— BEGIN —

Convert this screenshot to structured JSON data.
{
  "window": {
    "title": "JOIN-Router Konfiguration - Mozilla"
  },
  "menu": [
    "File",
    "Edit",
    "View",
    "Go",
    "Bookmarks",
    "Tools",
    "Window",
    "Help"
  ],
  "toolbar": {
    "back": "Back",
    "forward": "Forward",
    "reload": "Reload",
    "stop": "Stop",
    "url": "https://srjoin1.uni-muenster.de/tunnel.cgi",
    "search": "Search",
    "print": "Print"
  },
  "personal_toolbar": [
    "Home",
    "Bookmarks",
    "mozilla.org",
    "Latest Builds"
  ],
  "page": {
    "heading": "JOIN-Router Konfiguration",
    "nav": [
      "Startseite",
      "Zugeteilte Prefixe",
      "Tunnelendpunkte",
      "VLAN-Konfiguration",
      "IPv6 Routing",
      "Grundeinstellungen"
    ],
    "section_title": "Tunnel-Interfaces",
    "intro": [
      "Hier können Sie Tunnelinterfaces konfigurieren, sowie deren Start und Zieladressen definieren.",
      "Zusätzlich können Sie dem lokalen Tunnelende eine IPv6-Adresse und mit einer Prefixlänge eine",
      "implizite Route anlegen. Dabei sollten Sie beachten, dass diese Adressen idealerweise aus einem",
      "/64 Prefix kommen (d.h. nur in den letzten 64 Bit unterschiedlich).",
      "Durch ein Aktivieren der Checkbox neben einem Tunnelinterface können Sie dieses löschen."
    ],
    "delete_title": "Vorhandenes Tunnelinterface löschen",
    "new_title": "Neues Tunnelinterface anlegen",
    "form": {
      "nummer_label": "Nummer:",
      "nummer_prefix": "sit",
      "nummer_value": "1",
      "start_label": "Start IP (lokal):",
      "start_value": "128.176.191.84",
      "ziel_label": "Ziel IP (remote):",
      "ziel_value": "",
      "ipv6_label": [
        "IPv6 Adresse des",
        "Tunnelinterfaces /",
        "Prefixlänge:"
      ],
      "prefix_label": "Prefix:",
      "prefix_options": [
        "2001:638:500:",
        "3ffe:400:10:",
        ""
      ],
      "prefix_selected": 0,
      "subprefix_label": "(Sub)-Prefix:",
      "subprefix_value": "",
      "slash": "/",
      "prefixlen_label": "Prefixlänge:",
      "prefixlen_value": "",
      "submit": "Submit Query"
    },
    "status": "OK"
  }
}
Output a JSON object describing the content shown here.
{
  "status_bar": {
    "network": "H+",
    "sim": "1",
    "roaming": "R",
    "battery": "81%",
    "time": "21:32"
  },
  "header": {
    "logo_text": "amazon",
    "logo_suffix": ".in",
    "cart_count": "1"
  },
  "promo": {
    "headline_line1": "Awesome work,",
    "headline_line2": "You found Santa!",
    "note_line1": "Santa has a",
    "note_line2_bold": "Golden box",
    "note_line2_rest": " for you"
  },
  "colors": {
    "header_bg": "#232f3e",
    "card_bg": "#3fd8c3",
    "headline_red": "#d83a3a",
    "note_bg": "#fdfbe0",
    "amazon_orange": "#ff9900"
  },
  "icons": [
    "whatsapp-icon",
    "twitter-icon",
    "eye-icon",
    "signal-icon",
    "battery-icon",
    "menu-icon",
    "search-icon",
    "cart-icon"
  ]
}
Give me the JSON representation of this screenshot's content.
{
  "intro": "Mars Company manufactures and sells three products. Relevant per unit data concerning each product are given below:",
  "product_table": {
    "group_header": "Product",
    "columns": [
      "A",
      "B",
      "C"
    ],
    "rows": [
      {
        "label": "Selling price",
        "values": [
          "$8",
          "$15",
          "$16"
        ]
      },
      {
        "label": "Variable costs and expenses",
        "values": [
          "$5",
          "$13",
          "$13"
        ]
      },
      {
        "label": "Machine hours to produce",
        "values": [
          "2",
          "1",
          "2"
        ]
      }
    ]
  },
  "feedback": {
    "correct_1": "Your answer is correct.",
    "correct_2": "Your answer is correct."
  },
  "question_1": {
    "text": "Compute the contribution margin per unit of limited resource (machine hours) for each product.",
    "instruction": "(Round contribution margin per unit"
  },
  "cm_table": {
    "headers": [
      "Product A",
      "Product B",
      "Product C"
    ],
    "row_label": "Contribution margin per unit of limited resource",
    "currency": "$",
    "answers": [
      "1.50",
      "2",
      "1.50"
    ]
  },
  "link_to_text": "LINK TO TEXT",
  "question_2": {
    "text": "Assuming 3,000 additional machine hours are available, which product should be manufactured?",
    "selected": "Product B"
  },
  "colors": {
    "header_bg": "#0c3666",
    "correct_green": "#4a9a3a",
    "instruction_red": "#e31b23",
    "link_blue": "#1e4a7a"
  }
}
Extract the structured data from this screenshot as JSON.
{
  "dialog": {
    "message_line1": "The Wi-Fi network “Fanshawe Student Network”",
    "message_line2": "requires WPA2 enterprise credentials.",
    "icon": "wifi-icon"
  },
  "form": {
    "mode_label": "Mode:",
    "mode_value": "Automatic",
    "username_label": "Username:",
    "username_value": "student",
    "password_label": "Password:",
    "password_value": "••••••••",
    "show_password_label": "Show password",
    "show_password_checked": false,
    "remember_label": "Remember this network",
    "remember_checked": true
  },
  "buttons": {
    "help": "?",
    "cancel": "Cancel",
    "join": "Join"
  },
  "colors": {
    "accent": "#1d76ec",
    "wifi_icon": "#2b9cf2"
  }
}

— END —

▶ [THE EXERCISE]:
Would you restate each of the entries word for word?

▶ [FINAL RESULT]:
Convert this screenshot to structured JSON data.
{
  "window": {
    "title": "JOIN-Router Konfiguration - Mozilla"
  },
  "menu": [
    "File",
    "Edit",
    "View",
    "Go",
    "Bookmarks",
    "Tools",
    "Window",
    "Help"
  ],
  "toolbar": {
    "back": "Back",
    "forward": "Forward",
    "reload": "Reload",
    "stop": "Stop",
    "url": "https://srjoin1.uni-muenster.de/tunnel.cgi",
    "search": "Search",
    "print": "Print"
  },
  "personal_toolbar": [
    "Home",
    "Bookmarks",
    "mozilla.org",
    "Latest Builds"
  ],
  "page": {
    "heading": "JOIN-Router Konfiguration",
    "nav": [
      "Startseite",
      "Zugeteilte Prefixe",
      "Tunnelendpunkte",
      "VLAN-Konfiguration",
      "IPv6 Routing",
      "Grundeinstellungen"
    ],
    "section_title": "Tunnel-Interfaces",
    "intro": [
      "Hier können Sie Tunnelinterfaces konfigurieren, sowie deren Start und Zieladressen definieren.",
      "Zusätzlich können Sie dem lokalen Tunnelende eine IPv6-Adresse und mit einer Prefixlänge eine",
      "implizite Route anlegen. Dabei sollten Sie beachten, dass diese Adressen idealerweise aus einem",
      "/64 Prefix kommen (d.h. nur in den letzten 64 Bit unterschiedlich).",
      "Durch ein Aktivieren der Checkbox neben einem Tunnelinterface können Sie dieses löschen."
    ],
    "delete_title": "Vorhandenes Tunnelinterface löschen",
    "new_title": "Neues Tunnelinterface anlegen",
    "form": {
      "nummer_label": "Nummer:",
      "nummer_prefix": "sit",
      "nummer_value": "1",
      "start_label": "Start IP (lokal):",
      "start_value": "128.176.191.84",
      "ziel_label": "Ziel IP (remote):",
      "ziel_value": "",
      "ipv6_label": [
        "IPv6 Adresse des",
        "Tunnelinterfaces /",
        "Prefixlänge:"
      ],
      "prefix_label": "Prefix:",
      "prefix_options": [
        "2001:638:500:",
        "3ffe:400:10:",
        ""
      ],
      "prefix_selected": 0,
      "subprefix_label": "(Sub)-Prefix:",
      "subprefix_value": "",
      "slash": "/",
      "prefixlen_label": "Prefixlänge:",
      "prefixlen_value": "",
      "submit": "Submit Query"
    },
    "status": "OK"
  }
}
Output a JSON object describing the content shown here.
{
  "status_bar": {
    "network": "H+",
    "sim": "1",
    "roaming": "R",
    "battery": "81%",
    "time": "21:32"
  },
  "header": {
    "logo_text": "amazon",
    "logo_suffix": ".in",
    "cart_count": "1"
  },
  "promo": {
    "headline_line1": "Awesome work,",
    "headline_line2": "You found Santa!",
    "note_line1": "Santa has a",
    "note_line2_bold": "Golden box",
    "note_line2_rest": " for you"
  },
  "colors": {
    "header_bg": "#232f3e",
    "card_bg": "#3fd8c3",
    "headline_red": "#d83a3a",
    "note_bg": "#fdfbe0",
    "amazon_orange": "#ff9900"
  },
  "icons": [
    "whatsapp-icon",
    "twitter-icon",
    "eye-icon",
    "signal-icon",
    "battery-icon",
    "menu-icon",
    "search-icon",
    "cart-icon"
  ]
}
Give me the JSON representation of this screenshot's content.
{
  "intro": "Mars Company manufactures and sells three products. Relevant per unit data concerning each product are given below:",
  "product_table": {
    "group_header": "Product",
    "columns": [
      "A",
      "B",
      "C"
    ],
    "rows": [
      {
        "label": "Selling price",
        "values": [
          "$8",
          "$15",
          "$16"
        ]
      },
      {
        "label": "Variable costs and expenses",
        "values": [
          "$5",
          "$13",
          "$13"
        ]
      },
      {
        "label": "Machine hours to produce",
        "values": [
          "2",
          "1",
          "2"
        ]
      }
    ]
  },
  "feedback": {
    "correct_1": "Your answer is correct.",
    "correct_2": "Your answer is correct."
  },
  "question_1": {
    "text": "Compute the contribution margin per unit of limited resource (machine hours) for each product.",
    "instruction": "(Round contribution margin per unit"
  },
  "cm_table": {
    "headers": [
      "Product A",
      "Product B",
      "Product C"
    ],
    "row_label": "Contribution margin per unit of limited resource",
    "currency": "$",
    "answers": [
      "1.50",
      "2",
      "1.50"
    ]
  },
  "link_to_text": "LINK TO TEXT",
  "question_2": {
    "text": "Assuming 3,000 additional machine hours are available, which product should be manufactured?",
    "selected": "Product B"
  },
  "colors": {
    "header_bg": "#0c3666",
    "correct_green": "#4a9a3a",
    "instruction_red": "#e31b23",
    "link_blue": "#1e4a7a"
  }
}
Extract the structured data from this screenshot as JSON.
{
  "dialog": {
    "message_line1": "The Wi-Fi network “Fanshawe Student Network”",
    "message_line2": "requires WPA2 enterprise credentials.",
    "icon": "wifi-icon"
  },
  "form": {
    "mode_label": "Mode:",
    "mode_value": "Automatic",
    "username_label": "Username:",
    "username_value": "student",
    "password_label": "Password:",
    "password_value": "••••••••",
    "show_password_label": "Show password",
    "show_password_checked": false,
    "remember_label": "Remember this network",
    "remember_checked": true
  },
  "buttons": {
    "help": "?",
    "cancel": "Cancel",
    "join": "Join"
  },
  "colors": {
    "accent": "#1d76ec",
    "wifi_icon": "#2b9cf2"
  }
}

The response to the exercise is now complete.